| EXERCISE INSTRUCTIONS |
Your task is to give the number of lines in the listing that include "STEM", and nothing else.

"""

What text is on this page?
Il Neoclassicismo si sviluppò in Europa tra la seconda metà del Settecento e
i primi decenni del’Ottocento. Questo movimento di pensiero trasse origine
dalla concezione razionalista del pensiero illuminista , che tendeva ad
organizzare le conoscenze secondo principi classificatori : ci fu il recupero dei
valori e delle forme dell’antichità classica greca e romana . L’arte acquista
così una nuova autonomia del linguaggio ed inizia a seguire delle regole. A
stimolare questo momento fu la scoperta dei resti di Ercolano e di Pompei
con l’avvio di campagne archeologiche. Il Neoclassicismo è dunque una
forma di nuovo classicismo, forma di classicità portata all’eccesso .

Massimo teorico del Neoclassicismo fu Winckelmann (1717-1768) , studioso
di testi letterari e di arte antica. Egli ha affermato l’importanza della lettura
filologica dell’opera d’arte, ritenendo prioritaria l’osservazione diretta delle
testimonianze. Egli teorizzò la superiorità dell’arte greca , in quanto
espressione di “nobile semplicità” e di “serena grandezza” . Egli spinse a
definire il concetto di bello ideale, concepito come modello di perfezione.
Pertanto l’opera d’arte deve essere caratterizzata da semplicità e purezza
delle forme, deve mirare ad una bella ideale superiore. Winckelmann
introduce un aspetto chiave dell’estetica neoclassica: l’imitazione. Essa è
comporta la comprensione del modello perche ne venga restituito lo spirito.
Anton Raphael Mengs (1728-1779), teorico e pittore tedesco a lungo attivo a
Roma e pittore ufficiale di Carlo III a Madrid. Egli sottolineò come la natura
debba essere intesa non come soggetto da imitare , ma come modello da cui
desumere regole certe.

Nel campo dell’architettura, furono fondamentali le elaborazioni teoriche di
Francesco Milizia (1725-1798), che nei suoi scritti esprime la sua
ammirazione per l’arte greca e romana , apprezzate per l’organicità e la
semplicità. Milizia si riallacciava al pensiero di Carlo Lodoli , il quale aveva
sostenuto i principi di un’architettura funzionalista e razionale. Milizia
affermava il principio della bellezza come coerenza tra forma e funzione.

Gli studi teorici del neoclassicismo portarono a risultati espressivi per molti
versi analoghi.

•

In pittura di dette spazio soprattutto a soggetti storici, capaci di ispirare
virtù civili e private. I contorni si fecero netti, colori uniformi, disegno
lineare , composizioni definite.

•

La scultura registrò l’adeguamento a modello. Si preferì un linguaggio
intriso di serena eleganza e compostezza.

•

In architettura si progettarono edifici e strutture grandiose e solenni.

"""
"""

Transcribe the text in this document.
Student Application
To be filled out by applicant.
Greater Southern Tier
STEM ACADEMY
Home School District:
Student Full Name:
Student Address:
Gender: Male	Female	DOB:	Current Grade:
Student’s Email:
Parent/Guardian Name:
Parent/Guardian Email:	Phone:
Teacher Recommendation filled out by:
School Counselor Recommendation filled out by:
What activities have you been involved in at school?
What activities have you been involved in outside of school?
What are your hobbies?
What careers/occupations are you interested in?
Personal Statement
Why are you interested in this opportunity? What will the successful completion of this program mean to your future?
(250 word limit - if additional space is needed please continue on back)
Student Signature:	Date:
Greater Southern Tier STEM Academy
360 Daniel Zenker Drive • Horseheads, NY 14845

"""

| RESPONSE BELOW |
2